--- START ---

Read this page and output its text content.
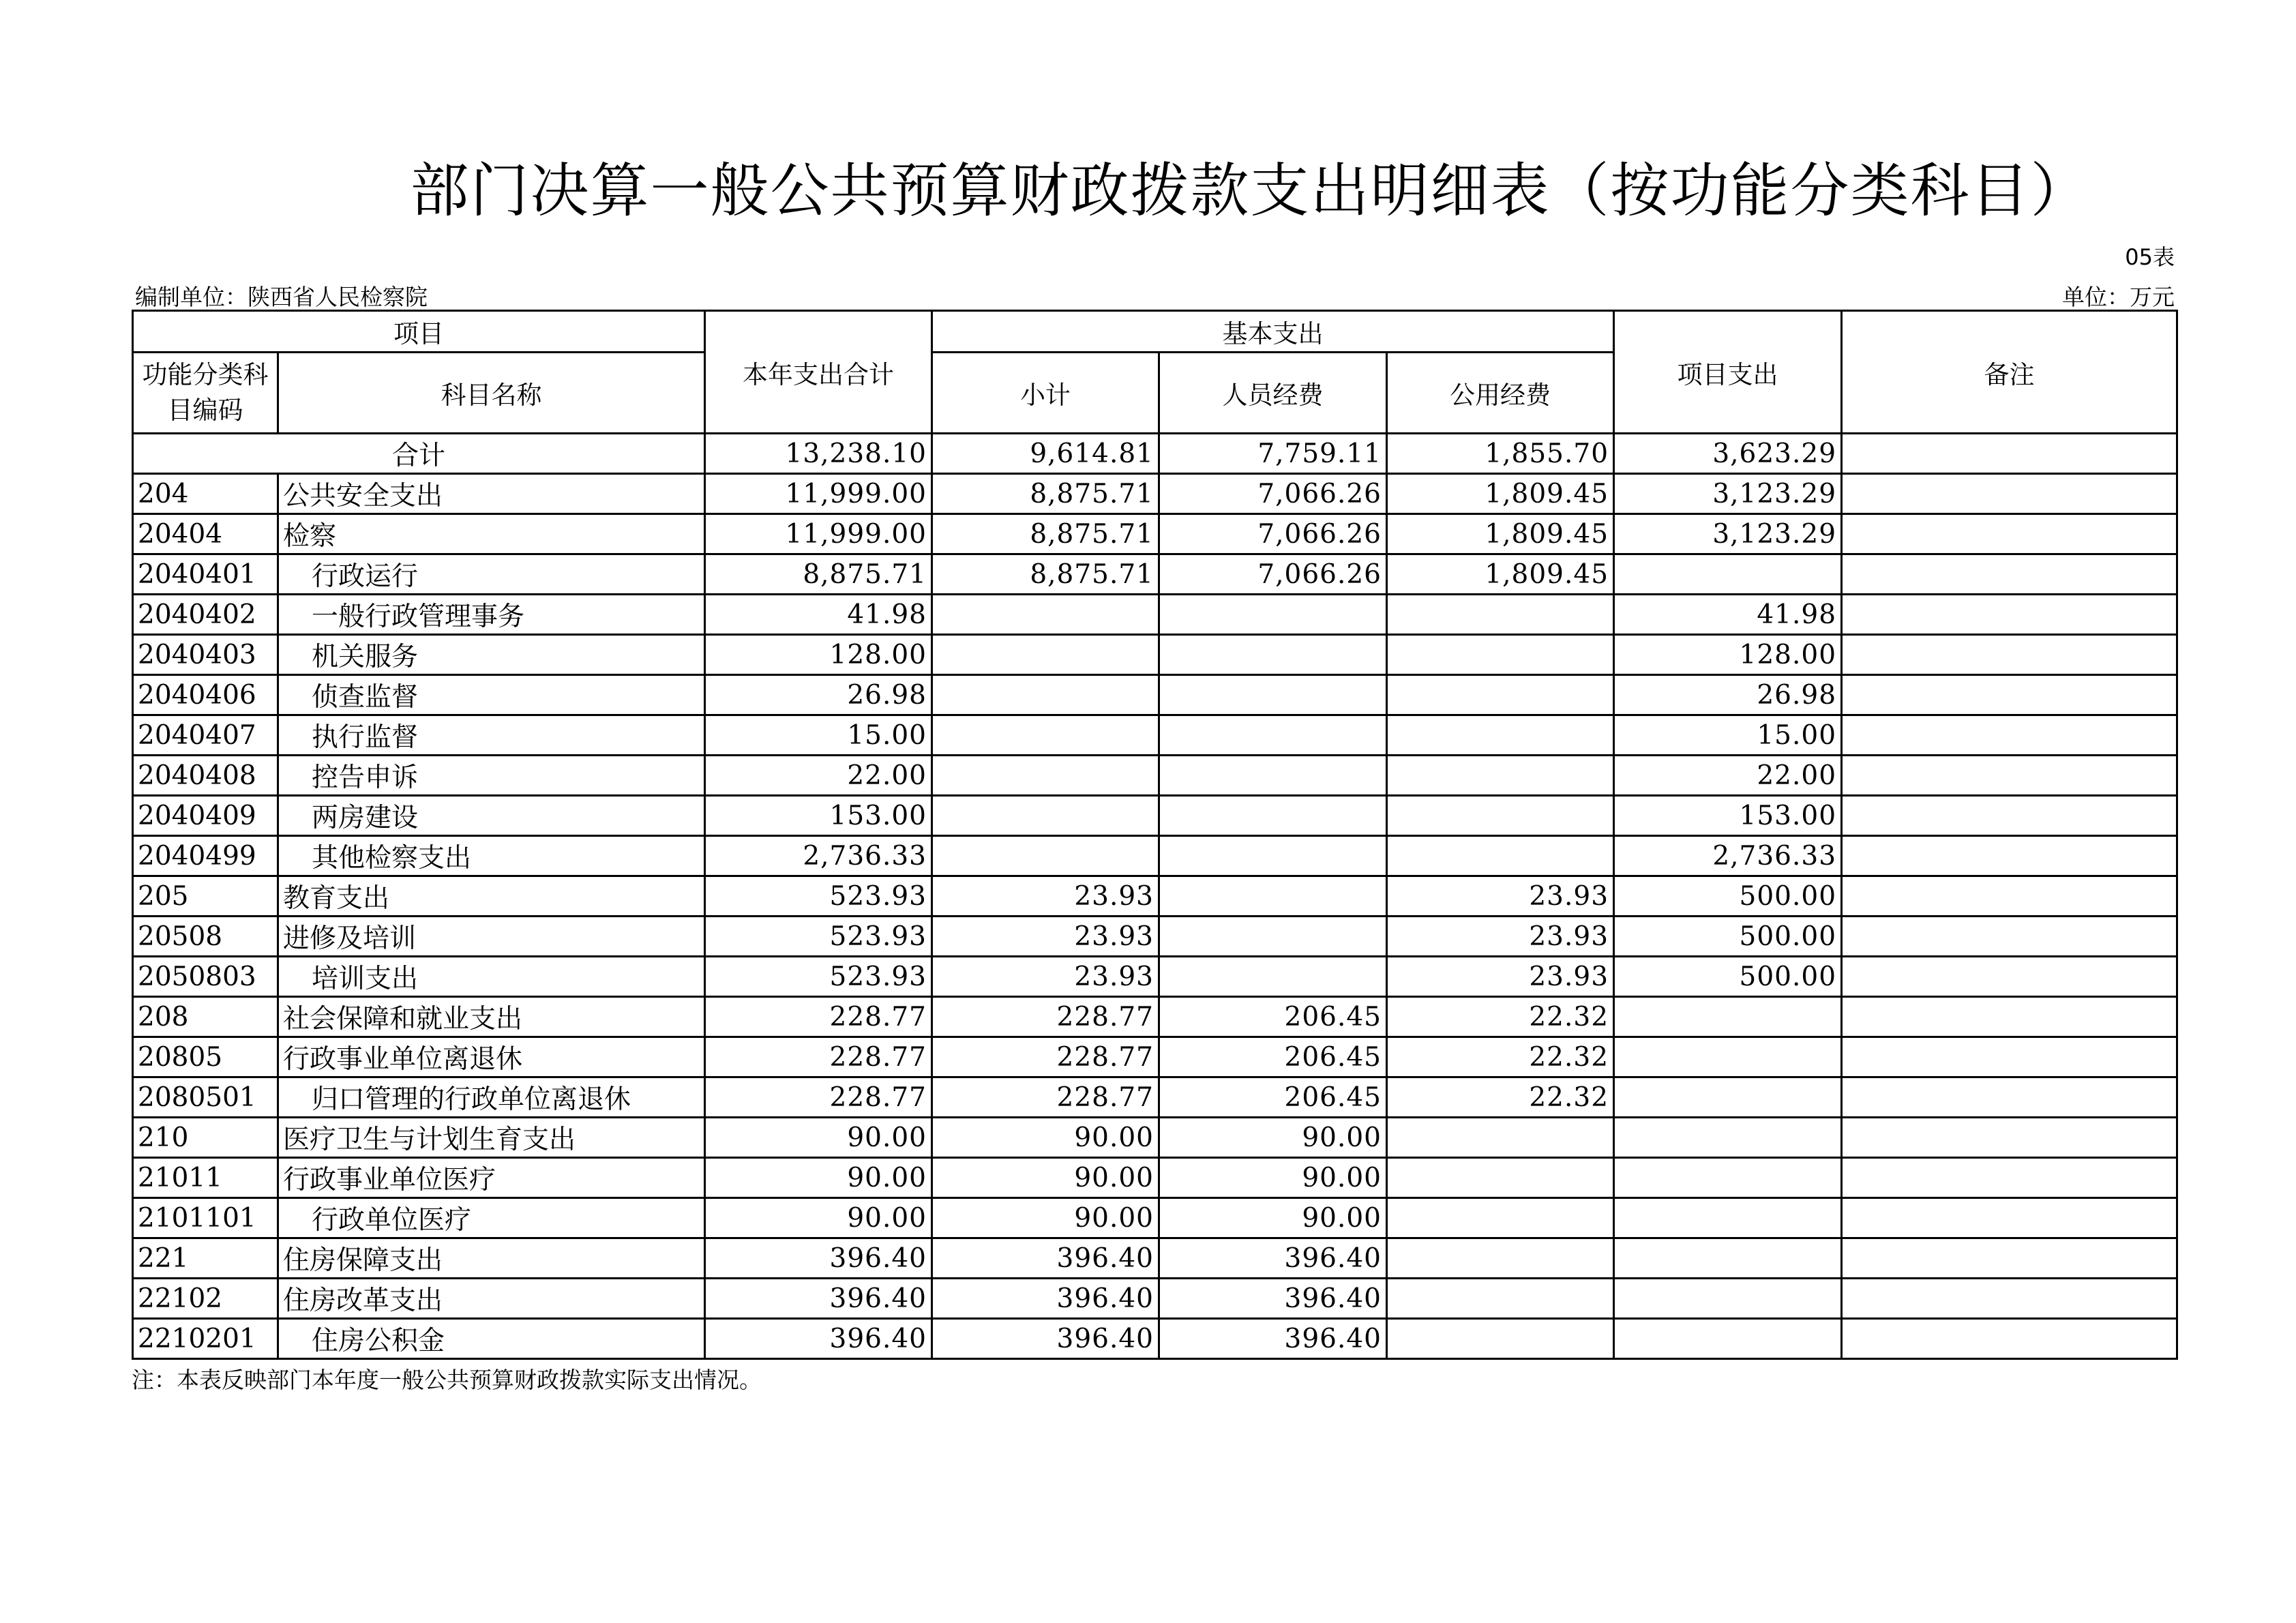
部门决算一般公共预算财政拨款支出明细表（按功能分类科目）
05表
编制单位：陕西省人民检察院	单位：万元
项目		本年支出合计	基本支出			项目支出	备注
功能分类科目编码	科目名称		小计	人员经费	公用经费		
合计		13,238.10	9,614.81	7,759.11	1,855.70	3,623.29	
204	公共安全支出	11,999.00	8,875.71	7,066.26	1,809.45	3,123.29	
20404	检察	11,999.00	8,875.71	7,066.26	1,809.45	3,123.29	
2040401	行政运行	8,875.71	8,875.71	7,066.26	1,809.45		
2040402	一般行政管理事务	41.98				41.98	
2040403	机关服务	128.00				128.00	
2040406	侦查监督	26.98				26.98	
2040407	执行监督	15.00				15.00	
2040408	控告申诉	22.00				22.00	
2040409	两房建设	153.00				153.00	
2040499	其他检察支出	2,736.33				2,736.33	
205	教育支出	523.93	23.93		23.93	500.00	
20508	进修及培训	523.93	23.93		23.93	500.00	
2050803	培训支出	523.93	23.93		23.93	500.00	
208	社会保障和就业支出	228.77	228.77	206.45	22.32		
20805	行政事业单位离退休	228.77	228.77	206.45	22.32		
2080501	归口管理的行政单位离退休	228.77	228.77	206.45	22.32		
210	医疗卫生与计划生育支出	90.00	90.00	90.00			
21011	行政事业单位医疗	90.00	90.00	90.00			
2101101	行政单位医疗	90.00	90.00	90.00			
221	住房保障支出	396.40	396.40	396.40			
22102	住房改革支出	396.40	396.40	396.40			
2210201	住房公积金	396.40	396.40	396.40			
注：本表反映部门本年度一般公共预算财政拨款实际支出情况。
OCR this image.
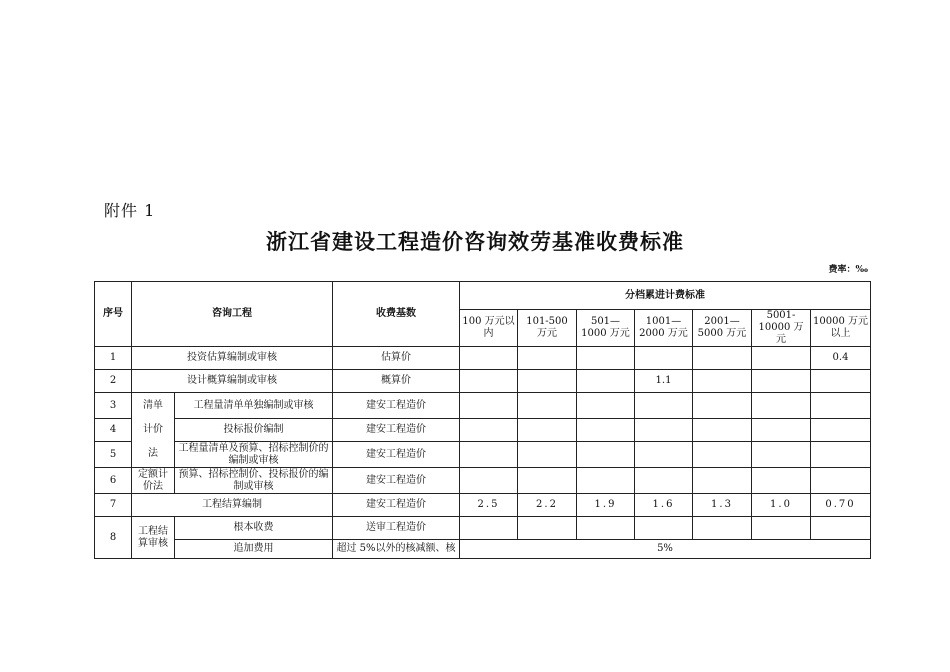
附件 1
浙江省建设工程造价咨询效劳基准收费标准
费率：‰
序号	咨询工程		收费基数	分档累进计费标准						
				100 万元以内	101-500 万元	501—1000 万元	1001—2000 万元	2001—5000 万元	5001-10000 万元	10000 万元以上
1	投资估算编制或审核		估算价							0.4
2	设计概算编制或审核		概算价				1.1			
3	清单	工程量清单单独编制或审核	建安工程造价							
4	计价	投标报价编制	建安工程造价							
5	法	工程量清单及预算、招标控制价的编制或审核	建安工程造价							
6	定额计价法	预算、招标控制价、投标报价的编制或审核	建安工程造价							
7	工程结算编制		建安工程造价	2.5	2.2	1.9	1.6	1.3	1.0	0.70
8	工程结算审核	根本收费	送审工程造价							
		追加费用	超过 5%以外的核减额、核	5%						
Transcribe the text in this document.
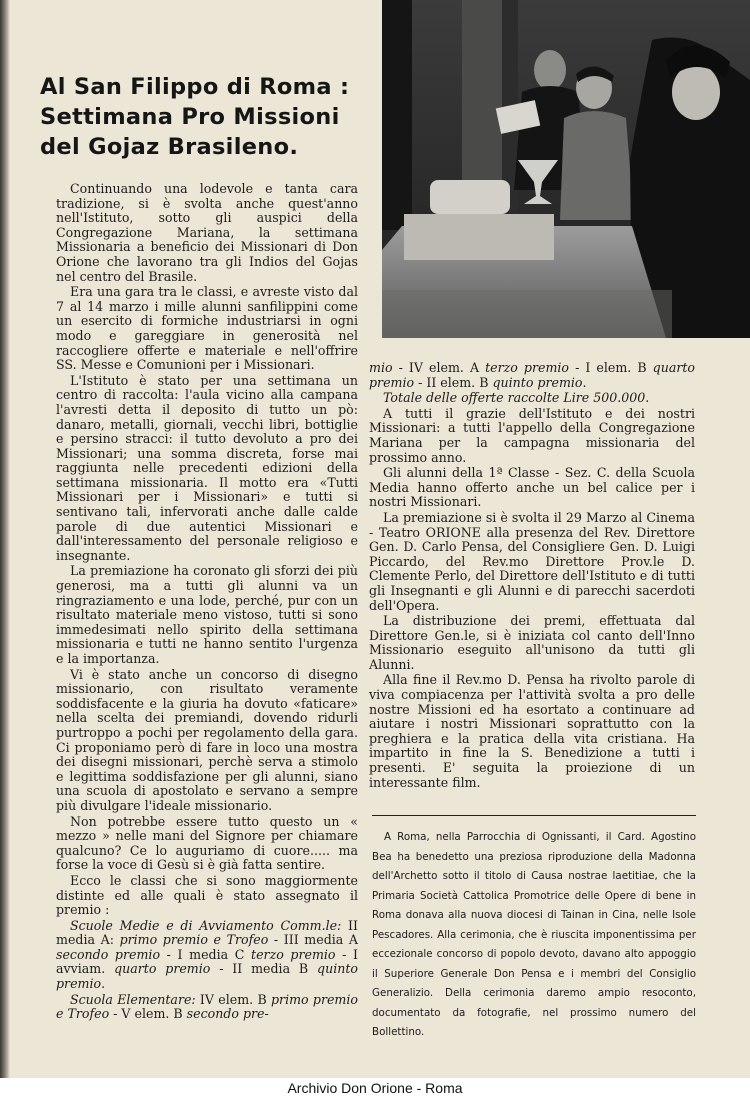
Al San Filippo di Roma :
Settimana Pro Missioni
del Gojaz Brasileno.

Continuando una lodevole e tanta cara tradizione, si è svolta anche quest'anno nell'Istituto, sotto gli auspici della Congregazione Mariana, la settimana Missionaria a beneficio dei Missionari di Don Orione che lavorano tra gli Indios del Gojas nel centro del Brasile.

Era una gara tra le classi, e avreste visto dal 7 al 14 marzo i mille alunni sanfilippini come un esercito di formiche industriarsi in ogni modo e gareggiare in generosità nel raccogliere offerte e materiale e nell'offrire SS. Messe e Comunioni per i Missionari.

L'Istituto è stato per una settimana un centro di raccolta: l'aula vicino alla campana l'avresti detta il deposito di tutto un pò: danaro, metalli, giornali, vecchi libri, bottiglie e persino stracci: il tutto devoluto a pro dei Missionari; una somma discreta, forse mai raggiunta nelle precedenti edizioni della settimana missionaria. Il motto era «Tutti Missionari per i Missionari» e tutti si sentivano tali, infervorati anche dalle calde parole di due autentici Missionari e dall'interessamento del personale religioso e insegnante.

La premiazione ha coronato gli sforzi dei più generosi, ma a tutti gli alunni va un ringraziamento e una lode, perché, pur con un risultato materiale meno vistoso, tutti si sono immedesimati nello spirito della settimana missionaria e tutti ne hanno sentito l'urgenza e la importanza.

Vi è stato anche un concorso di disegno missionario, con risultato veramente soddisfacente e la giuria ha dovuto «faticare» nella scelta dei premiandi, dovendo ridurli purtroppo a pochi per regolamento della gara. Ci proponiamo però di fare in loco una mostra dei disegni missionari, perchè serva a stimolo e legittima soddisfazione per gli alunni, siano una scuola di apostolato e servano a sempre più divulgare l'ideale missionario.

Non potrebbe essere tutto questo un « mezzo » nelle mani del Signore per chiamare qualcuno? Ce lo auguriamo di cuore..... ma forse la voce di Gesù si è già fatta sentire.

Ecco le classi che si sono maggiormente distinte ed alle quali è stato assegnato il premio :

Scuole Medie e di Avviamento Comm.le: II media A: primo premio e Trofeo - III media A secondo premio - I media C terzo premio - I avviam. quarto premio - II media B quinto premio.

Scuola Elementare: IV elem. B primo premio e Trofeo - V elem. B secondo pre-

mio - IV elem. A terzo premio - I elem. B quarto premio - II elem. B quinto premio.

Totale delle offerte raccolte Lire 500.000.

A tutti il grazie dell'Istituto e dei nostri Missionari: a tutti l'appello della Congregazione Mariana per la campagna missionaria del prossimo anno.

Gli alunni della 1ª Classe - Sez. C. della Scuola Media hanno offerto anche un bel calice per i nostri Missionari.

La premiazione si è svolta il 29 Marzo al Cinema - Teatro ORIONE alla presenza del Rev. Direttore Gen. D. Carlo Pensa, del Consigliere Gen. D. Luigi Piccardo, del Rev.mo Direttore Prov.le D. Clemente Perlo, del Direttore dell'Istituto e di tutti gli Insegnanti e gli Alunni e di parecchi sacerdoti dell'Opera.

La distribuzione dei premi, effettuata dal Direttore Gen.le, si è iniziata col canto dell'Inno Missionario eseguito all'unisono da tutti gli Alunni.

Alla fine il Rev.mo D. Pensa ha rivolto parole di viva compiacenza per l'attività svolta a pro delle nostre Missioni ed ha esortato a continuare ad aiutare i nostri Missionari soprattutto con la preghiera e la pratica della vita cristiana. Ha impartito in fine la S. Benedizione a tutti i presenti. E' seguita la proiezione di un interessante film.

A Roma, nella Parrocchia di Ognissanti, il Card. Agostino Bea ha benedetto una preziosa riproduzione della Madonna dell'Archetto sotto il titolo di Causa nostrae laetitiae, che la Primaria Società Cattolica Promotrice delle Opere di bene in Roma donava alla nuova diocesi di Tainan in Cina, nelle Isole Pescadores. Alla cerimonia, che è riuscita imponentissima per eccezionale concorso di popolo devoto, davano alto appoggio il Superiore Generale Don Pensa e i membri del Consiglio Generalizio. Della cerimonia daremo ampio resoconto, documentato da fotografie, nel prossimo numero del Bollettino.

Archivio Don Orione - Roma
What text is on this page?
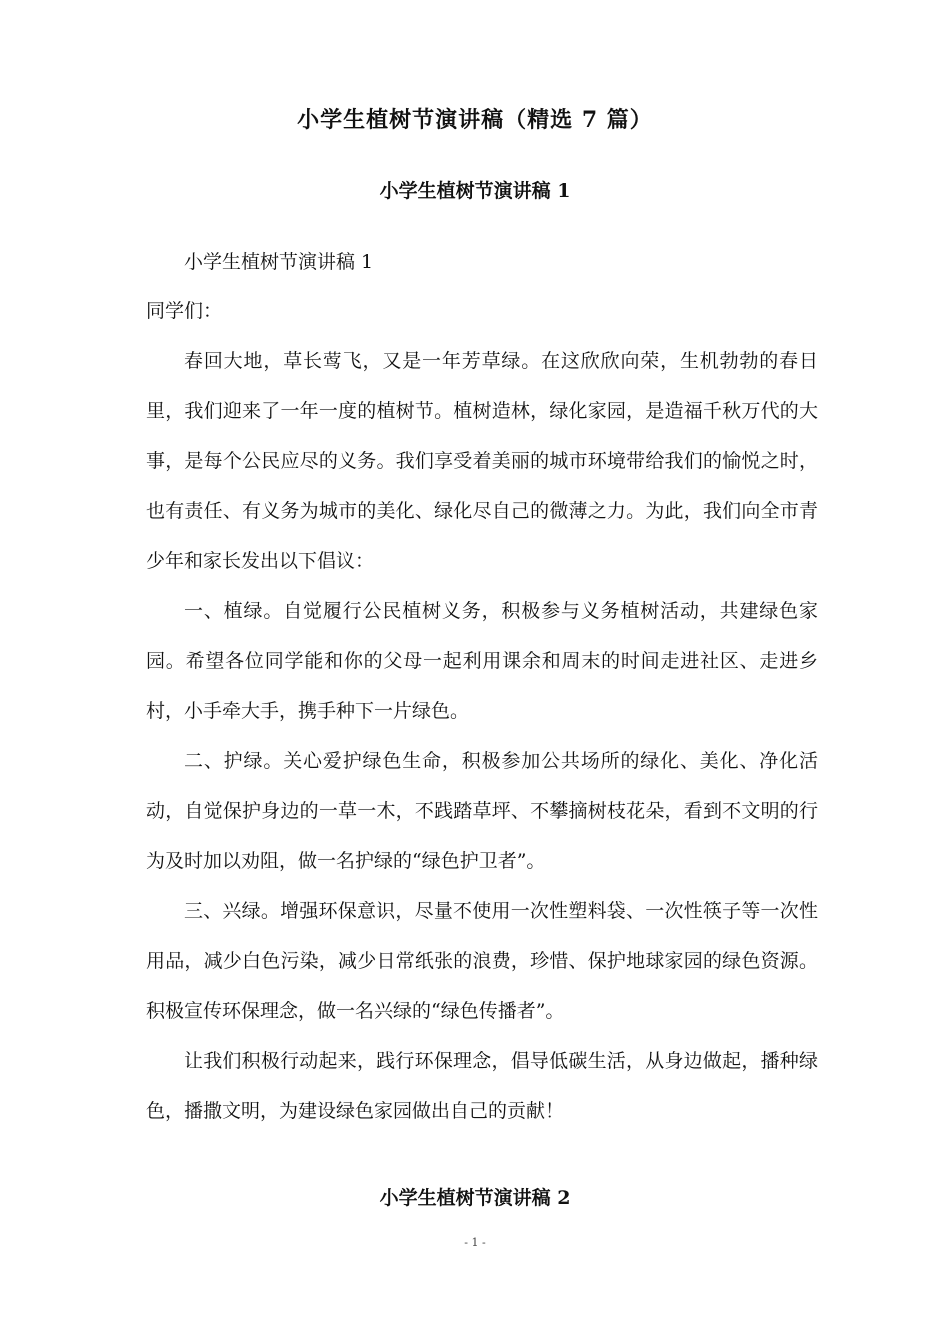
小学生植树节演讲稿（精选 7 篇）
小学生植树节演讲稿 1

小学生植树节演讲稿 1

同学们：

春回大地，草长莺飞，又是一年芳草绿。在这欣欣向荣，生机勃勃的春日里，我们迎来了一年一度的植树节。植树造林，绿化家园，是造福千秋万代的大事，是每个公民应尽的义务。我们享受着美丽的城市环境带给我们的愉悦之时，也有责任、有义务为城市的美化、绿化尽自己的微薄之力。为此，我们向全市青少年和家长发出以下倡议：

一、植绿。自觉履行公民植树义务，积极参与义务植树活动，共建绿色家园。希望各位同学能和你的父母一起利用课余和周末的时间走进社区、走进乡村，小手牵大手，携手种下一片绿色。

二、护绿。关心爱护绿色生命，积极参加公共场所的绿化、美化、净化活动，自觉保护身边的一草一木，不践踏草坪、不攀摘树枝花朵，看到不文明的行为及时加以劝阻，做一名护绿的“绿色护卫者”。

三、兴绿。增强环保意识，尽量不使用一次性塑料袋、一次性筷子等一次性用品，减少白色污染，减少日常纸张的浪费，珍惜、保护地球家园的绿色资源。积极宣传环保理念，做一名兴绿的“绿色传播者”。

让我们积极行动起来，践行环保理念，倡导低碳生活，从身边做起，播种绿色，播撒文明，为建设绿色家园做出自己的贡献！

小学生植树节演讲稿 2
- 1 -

--- END ---

- WHAT TO DO -
Where the line containing "What text is on this page?" appears above, start there and set down each line exactly through the last line of the data; leave out every picture.

- SOLUTION FOR THIS EXERCISE -
What text is on this page?
小学生植树节演讲稿（精选 7 篇）
小学生植树节演讲稿 1

小学生植树节演讲稿 1

同学们：

春回大地，草长莺飞，又是一年芳草绿。在这欣欣向荣，生机勃勃的春日里，我们迎来了一年一度的植树节。植树造林，绿化家园，是造福千秋万代的大事，是每个公民应尽的义务。我们享受着美丽的城市环境带给我们的愉悦之时，也有责任、有义务为城市的美化、绿化尽自己的微薄之力。为此，我们向全市青少年和家长发出以下倡议：

一、植绿。自觉履行公民植树义务，积极参与义务植树活动，共建绿色家园。希望各位同学能和你的父母一起利用课余和周末的时间走进社区、走进乡村，小手牵大手，携手种下一片绿色。

二、护绿。关心爱护绿色生命，积极参加公共场所的绿化、美化、净化活动，自觉保护身边的一草一木，不践踏草坪、不攀摘树枝花朵，看到不文明的行为及时加以劝阻，做一名护绿的“绿色护卫者”。

三、兴绿。增强环保意识，尽量不使用一次性塑料袋、一次性筷子等一次性用品，减少白色污染，减少日常纸张的浪费，珍惜、保护地球家园的绿色资源。积极宣传环保理念，做一名兴绿的“绿色传播者”。

让我们积极行动起来，践行环保理念，倡导低碳生活，从身边做起，播种绿色，播撒文明，为建设绿色家园做出自己的贡献！

小学生植树节演讲稿 2
- 1 -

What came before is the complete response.